(Items listed in a dataset)
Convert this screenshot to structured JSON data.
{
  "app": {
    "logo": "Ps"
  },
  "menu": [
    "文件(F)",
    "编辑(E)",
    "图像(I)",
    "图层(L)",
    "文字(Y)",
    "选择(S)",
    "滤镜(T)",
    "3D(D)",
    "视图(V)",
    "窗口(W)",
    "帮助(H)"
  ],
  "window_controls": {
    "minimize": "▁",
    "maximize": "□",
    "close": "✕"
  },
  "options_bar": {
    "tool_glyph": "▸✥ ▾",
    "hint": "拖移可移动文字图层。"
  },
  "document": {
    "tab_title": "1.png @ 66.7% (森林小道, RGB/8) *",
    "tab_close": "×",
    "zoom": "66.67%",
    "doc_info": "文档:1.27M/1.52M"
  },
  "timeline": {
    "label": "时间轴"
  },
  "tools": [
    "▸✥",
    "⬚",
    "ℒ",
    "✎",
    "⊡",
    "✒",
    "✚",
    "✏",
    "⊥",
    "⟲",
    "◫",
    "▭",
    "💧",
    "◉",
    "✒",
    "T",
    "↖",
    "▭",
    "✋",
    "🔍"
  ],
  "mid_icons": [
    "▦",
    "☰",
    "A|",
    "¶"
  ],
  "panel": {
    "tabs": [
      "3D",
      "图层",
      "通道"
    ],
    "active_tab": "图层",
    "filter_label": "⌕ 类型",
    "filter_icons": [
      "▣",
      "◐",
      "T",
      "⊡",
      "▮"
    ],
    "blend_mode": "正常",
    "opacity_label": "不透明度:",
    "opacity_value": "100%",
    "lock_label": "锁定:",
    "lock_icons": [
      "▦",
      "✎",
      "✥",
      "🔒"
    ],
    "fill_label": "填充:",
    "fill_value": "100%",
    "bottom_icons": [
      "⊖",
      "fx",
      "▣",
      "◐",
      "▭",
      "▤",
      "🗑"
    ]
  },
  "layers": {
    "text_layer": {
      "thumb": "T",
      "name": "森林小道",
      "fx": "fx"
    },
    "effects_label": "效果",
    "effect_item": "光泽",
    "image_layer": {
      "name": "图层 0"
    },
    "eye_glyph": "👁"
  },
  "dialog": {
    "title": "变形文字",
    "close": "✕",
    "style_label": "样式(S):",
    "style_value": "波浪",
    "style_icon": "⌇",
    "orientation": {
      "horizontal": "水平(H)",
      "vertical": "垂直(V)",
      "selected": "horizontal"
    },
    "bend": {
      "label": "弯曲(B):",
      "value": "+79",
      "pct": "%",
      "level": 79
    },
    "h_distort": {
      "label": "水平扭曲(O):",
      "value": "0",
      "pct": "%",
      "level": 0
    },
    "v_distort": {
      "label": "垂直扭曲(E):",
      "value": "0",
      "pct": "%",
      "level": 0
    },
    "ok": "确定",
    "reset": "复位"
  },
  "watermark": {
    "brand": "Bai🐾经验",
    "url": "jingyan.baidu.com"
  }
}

-- DO THIS --
Return every line holding the word "horizontal" from the records.

-- THE COMPLETED TASK --
      "horizontal": "水平(H)",
      "selected": "horizontal"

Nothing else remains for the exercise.